== Aim of the exercise ==
Please write out the material below exactly as given.

- - - -

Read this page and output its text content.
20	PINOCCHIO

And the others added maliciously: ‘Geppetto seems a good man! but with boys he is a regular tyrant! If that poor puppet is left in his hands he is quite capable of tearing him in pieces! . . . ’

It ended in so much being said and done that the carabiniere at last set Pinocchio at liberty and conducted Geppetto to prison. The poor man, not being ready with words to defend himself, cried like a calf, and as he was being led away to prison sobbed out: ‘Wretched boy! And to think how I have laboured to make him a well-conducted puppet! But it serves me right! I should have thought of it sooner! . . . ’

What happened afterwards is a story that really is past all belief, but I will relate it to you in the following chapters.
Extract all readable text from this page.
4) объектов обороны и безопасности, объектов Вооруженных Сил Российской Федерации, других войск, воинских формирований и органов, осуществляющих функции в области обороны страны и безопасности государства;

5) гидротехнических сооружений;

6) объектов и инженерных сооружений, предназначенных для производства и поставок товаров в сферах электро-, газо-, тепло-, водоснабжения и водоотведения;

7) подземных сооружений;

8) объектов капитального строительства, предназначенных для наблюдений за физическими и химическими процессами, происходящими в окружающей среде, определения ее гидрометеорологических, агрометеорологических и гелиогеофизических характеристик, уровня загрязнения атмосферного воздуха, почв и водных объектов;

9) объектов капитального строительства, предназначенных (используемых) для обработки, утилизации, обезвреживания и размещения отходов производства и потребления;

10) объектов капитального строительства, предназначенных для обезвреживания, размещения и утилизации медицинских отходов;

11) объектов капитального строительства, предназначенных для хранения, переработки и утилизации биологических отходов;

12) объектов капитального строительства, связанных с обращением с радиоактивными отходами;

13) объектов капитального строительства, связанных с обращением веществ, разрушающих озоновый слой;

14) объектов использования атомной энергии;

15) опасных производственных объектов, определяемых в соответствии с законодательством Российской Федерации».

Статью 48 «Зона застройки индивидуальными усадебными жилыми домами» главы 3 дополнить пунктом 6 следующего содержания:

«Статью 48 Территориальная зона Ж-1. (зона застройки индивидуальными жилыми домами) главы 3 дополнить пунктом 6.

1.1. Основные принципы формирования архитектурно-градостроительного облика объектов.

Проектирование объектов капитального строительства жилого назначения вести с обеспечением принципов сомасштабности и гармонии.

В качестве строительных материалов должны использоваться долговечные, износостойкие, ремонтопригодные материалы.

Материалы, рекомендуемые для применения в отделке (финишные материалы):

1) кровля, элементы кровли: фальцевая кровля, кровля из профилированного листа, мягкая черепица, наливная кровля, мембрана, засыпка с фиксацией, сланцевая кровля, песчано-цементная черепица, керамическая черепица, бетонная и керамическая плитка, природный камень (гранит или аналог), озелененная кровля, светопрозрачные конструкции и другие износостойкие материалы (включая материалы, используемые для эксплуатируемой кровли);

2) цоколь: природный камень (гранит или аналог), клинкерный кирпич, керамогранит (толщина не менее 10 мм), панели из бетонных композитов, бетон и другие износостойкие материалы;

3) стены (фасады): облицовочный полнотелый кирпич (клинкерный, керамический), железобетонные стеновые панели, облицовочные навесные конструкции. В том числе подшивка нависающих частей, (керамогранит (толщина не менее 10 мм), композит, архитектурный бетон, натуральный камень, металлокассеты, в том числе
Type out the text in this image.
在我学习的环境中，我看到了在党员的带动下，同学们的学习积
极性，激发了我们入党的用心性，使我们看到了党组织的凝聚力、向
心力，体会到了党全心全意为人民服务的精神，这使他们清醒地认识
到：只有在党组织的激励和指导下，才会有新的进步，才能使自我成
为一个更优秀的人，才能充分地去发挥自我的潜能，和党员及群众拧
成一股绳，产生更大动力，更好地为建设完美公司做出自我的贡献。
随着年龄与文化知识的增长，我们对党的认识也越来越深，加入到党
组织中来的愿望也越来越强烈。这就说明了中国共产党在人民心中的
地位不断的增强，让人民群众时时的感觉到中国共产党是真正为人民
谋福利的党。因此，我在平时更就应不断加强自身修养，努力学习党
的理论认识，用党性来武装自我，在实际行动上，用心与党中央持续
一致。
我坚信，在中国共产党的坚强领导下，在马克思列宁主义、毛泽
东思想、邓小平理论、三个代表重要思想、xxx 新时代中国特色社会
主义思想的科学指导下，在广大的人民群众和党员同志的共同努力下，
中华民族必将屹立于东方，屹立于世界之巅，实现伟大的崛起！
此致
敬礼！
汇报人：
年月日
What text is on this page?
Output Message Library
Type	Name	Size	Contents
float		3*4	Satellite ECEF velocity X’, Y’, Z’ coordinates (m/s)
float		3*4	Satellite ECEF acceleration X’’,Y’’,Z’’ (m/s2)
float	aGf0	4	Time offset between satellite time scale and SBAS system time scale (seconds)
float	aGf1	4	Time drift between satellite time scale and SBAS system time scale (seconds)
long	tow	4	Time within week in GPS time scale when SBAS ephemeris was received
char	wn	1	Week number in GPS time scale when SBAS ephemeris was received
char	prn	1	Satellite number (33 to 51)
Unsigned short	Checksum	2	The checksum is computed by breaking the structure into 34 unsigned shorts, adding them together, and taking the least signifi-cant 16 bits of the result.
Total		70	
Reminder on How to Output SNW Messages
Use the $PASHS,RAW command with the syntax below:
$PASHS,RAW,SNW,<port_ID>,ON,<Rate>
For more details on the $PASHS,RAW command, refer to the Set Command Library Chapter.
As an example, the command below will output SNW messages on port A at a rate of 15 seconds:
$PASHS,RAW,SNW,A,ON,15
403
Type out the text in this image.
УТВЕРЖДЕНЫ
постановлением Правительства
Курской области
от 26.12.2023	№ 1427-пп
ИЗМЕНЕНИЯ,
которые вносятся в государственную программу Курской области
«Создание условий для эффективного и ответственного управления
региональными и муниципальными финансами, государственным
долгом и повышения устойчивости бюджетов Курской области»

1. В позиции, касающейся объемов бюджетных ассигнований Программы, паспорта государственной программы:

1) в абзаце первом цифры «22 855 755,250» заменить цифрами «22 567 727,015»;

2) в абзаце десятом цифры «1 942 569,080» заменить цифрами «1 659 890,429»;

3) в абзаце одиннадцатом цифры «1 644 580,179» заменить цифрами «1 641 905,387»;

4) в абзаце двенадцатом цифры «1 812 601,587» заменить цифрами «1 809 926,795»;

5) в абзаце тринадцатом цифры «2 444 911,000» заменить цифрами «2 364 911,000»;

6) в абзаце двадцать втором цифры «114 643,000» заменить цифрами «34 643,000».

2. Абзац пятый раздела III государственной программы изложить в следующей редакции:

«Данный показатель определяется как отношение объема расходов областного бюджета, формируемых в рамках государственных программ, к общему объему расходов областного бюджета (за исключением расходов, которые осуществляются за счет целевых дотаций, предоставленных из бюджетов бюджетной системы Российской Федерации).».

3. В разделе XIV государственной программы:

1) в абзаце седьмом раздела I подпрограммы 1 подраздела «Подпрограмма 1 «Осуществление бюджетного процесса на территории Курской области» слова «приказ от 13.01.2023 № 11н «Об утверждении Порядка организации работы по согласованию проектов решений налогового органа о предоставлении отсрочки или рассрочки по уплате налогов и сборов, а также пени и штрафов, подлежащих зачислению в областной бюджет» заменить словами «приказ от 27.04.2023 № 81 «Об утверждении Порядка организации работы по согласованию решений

- - - -

== Worked answer ==
Read this page and output its text content.
20	PINOCCHIO

And the others added maliciously: ‘Geppetto seems a good man! but with boys he is a regular tyrant! If that poor puppet is left in his hands he is quite capable of tearing him in pieces! . . . ’

It ended in so much being said and done that the carabiniere at last set Pinocchio at liberty and conducted Geppetto to prison. The poor man, not being ready with words to defend himself, cried like a calf, and as he was being led away to prison sobbed out: ‘Wretched boy! And to think how I have laboured to make him a well-conducted puppet! But it serves me right! I should have thought of it sooner! . . . ’

What happened afterwards is a story that really is past all belief, but I will relate it to you in the following chapters.
Extract all readable text from this page.
4) объектов обороны и безопасности, объектов Вооруженных Сил Российской Федерации, других войск, воинских формирований и органов, осуществляющих функции в области обороны страны и безопасности государства;

5) гидротехнических сооружений;

6) объектов и инженерных сооружений, предназначенных для производства и поставок товаров в сферах электро-, газо-, тепло-, водоснабжения и водоотведения;

7) подземных сооружений;

8) объектов капитального строительства, предназначенных для наблюдений за физическими и химическими процессами, происходящими в окружающей среде, определения ее гидрометеорологических, агрометеорологических и гелиогеофизических характеристик, уровня загрязнения атмосферного воздуха, почв и водных объектов;

9) объектов капитального строительства, предназначенных (используемых) для обработки, утилизации, обезвреживания и размещения отходов производства и потребления;

10) объектов капитального строительства, предназначенных для обезвреживания, размещения и утилизации медицинских отходов;

11) объектов капитального строительства, предназначенных для хранения, переработки и утилизации биологических отходов;

12) объектов капитального строительства, связанных с обращением с радиоактивными отходами;

13) объектов капитального строительства, связанных с обращением веществ, разрушающих озоновый слой;

14) объектов использования атомной энергии;

15) опасных производственных объектов, определяемых в соответствии с законодательством Российской Федерации».

Статью 48 «Зона застройки индивидуальными усадебными жилыми домами» главы 3 дополнить пунктом 6 следующего содержания:

«Статью 48 Территориальная зона Ж-1. (зона застройки индивидуальными жилыми домами) главы 3 дополнить пунктом 6.

1.1. Основные принципы формирования архитектурно-градостроительного облика объектов.

Проектирование объектов капитального строительства жилого назначения вести с обеспечением принципов сомасштабности и гармонии.

В качестве строительных материалов должны использоваться долговечные, износостойкие, ремонтопригодные материалы.

Материалы, рекомендуемые для применения в отделке (финишные материалы):

1) кровля, элементы кровли: фальцевая кровля, кровля из профилированного листа, мягкая черепица, наливная кровля, мембрана, засыпка с фиксацией, сланцевая кровля, песчано-цементная черепица, керамическая черепица, бетонная и керамическая плитка, природный камень (гранит или аналог), озелененная кровля, светопрозрачные конструкции и другие износостойкие материалы (включая материалы, используемые для эксплуатируемой кровли);

2) цоколь: природный камень (гранит или аналог), клинкерный кирпич, керамогранит (толщина не менее 10 мм), панели из бетонных композитов, бетон и другие износостойкие материалы;

3) стены (фасады): облицовочный полнотелый кирпич (клинкерный, керамический), железобетонные стеновые панели, облицовочные навесные конструкции. В том числе подшивка нависающих частей, (керамогранит (толщина не менее 10 мм), композит, архитектурный бетон, натуральный камень, металлокассеты, в том числе
Type out the text in this image.
在我学习的环境中，我看到了在党员的带动下，同学们的学习积
极性，激发了我们入党的用心性，使我们看到了党组织的凝聚力、向
心力，体会到了党全心全意为人民服务的精神，这使他们清醒地认识
到：只有在党组织的激励和指导下，才会有新的进步，才能使自我成
为一个更优秀的人，才能充分地去发挥自我的潜能，和党员及群众拧
成一股绳，产生更大动力，更好地为建设完美公司做出自我的贡献。
随着年龄与文化知识的增长，我们对党的认识也越来越深，加入到党
组织中来的愿望也越来越强烈。这就说明了中国共产党在人民心中的
地位不断的增强，让人民群众时时的感觉到中国共产党是真正为人民
谋福利的党。因此，我在平时更就应不断加强自身修养，努力学习党
的理论认识，用党性来武装自我，在实际行动上，用心与党中央持续
一致。
我坚信，在中国共产党的坚强领导下，在马克思列宁主义、毛泽
东思想、邓小平理论、三个代表重要思想、xxx 新时代中国特色社会
主义思想的科学指导下，在广大的人民群众和党员同志的共同努力下，
中华民族必将屹立于东方，屹立于世界之巅，实现伟大的崛起！
此致
敬礼！
汇报人：
年月日
What text is on this page?
Output Message Library
Type	Name	Size	Contents
float		3*4	Satellite ECEF velocity X’, Y’, Z’ coordinates (m/s)
float		3*4	Satellite ECEF acceleration X’’,Y’’,Z’’ (m/s2)
float	aGf0	4	Time offset between satellite time scale and SBAS system time scale (seconds)
float	aGf1	4	Time drift between satellite time scale and SBAS system time scale (seconds)
long	tow	4	Time within week in GPS time scale when SBAS ephemeris was received
char	wn	1	Week number in GPS time scale when SBAS ephemeris was received
char	prn	1	Satellite number (33 to 51)
Unsigned short	Checksum	2	The checksum is computed by breaking the structure into 34 unsigned shorts, adding them together, and taking the least signifi-cant 16 bits of the result.
Total		70	
Reminder on How to Output SNW Messages
Use the $PASHS,RAW command with the syntax below:
$PASHS,RAW,SNW,<port_ID>,ON,<Rate>
For more details on the $PASHS,RAW command, refer to the Set Command Library Chapter.
As an example, the command below will output SNW messages on port A at a rate of 15 seconds:
$PASHS,RAW,SNW,A,ON,15
403
Type out the text in this image.
УТВЕРЖДЕНЫ
постановлением Правительства
Курской области
от 26.12.2023	№ 1427-пп
ИЗМЕНЕНИЯ,
которые вносятся в государственную программу Курской области
«Создание условий для эффективного и ответственного управления
региональными и муниципальными финансами, государственным
долгом и повышения устойчивости бюджетов Курской области»

1. В позиции, касающейся объемов бюджетных ассигнований Программы, паспорта государственной программы:

1) в абзаце первом цифры «22 855 755,250» заменить цифрами «22 567 727,015»;

2) в абзаце десятом цифры «1 942 569,080» заменить цифрами «1 659 890,429»;

3) в абзаце одиннадцатом цифры «1 644 580,179» заменить цифрами «1 641 905,387»;

4) в абзаце двенадцатом цифры «1 812 601,587» заменить цифрами «1 809 926,795»;

5) в абзаце тринадцатом цифры «2 444 911,000» заменить цифрами «2 364 911,000»;

6) в абзаце двадцать втором цифры «114 643,000» заменить цифрами «34 643,000».

2. Абзац пятый раздела III государственной программы изложить в следующей редакции:

«Данный показатель определяется как отношение объема расходов областного бюджета, формируемых в рамках государственных программ, к общему объему расходов областного бюджета (за исключением расходов, которые осуществляются за счет целевых дотаций, предоставленных из бюджетов бюджетной системы Российской Федерации).».

3. В разделе XIV государственной программы:

1) в абзаце седьмом раздела I подпрограммы 1 подраздела «Подпрограмма 1 «Осуществление бюджетного процесса на территории Курской области» слова «приказ от 13.01.2023 № 11н «Об утверждении Порядка организации работы по согласованию проектов решений налогового органа о предоставлении отсрочки или рассрочки по уплате налогов и сборов, а также пени и штрафов, подлежащих зачислению в областной бюджет» заменить словами «приказ от 27.04.2023 № 81 «Об утверждении Порядка организации работы по согласованию решений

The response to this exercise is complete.